§ REQUEST
Can you reproduce the listing line for line, from its first line through the line containing "code-line: __int64 __fastcall", including both of those lines?

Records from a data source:
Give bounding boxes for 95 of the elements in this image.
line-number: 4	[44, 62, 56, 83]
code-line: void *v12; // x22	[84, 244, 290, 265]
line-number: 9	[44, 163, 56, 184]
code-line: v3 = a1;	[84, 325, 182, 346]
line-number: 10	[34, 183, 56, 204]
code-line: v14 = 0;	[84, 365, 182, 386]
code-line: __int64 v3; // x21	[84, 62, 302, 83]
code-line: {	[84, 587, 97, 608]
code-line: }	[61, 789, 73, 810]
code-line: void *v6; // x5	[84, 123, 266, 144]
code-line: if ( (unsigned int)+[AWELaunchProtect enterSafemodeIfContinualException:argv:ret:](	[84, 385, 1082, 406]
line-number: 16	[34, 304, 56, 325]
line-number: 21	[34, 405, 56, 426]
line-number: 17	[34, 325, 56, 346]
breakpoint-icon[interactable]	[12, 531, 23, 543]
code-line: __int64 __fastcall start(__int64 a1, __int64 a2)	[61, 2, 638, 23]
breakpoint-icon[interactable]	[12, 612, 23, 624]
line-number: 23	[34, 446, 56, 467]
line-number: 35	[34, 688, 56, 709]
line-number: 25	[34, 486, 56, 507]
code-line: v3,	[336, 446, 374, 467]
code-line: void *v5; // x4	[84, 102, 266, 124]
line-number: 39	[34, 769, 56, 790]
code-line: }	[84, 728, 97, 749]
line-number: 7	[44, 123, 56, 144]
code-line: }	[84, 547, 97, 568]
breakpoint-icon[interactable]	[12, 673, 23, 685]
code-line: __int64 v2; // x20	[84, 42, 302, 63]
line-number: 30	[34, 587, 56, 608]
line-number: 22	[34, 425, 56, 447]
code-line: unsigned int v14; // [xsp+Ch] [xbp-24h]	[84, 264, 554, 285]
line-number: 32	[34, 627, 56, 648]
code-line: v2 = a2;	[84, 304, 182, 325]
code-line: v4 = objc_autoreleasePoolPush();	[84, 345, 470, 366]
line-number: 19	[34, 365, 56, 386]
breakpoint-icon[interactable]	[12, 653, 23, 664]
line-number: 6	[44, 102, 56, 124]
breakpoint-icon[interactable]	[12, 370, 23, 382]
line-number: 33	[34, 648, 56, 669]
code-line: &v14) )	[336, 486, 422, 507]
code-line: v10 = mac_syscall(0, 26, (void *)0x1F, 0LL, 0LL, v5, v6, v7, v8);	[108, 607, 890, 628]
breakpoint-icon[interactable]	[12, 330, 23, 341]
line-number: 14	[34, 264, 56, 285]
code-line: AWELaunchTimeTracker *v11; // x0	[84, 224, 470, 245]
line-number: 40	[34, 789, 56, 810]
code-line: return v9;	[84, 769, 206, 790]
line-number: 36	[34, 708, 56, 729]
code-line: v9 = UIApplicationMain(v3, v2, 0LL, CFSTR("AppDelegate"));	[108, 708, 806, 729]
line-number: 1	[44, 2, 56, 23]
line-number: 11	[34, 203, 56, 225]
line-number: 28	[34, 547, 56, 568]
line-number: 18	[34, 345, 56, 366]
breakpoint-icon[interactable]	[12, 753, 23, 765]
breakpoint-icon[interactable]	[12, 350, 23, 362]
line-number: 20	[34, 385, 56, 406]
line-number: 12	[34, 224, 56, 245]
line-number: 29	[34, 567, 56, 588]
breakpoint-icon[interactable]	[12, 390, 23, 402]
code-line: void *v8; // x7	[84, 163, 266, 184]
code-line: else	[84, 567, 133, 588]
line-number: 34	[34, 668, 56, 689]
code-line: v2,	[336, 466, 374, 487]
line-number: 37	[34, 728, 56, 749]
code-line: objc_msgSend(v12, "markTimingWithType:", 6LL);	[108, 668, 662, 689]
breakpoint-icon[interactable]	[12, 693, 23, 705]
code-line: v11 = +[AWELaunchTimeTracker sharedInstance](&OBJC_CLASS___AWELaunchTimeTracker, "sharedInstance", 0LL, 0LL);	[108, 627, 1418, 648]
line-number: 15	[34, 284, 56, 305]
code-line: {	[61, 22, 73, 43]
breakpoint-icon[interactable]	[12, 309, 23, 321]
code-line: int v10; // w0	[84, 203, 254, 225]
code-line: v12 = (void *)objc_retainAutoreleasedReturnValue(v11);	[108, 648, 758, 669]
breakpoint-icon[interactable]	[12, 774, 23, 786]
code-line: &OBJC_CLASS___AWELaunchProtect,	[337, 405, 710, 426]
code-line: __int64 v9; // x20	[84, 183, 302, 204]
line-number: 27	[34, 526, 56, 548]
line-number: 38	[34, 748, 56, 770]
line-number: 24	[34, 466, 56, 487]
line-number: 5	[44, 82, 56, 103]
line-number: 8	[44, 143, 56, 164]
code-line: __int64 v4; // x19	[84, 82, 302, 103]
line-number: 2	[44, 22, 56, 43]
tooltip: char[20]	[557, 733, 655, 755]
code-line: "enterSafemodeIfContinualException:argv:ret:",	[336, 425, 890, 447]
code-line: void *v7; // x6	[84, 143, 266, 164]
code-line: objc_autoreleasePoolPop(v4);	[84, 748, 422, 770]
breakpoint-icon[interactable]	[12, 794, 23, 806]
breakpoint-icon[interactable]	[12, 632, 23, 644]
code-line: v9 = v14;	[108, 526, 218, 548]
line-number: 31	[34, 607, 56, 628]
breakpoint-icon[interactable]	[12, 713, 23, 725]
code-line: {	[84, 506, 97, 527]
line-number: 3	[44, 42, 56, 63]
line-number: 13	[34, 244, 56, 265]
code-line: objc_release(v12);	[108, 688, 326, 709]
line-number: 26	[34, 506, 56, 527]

§ EXERCISE ANSWER
Give bounding boxes for 95 of the elements in this image.
line-number: 4	[44, 62, 56, 83]
code-line: void *v12; // x22	[84, 244, 290, 265]
line-number: 9	[44, 163, 56, 184]
code-line: v3 = a1;	[84, 325, 182, 346]
line-number: 10	[34, 183, 56, 204]
code-line: v14 = 0;	[84, 365, 182, 386]
code-line: __int64 v3; // x21	[84, 62, 302, 83]
code-line: {	[84, 587, 97, 608]
code-line: }	[61, 789, 73, 810]
code-line: void *v6; // x5	[84, 123, 266, 144]
code-line: if ( (unsigned int)+[AWELaunchProtect enterSafemodeIfContinualException:argv:ret:](	[84, 385, 1082, 406]
line-number: 16	[34, 304, 56, 325]
line-number: 21	[34, 405, 56, 426]
line-number: 17	[34, 325, 56, 346]
breakpoint-icon[interactable]	[12, 531, 23, 543]
code-line: __int64 __fastcall start(__int64 a1, __int64 a2)	[61, 2, 638, 23]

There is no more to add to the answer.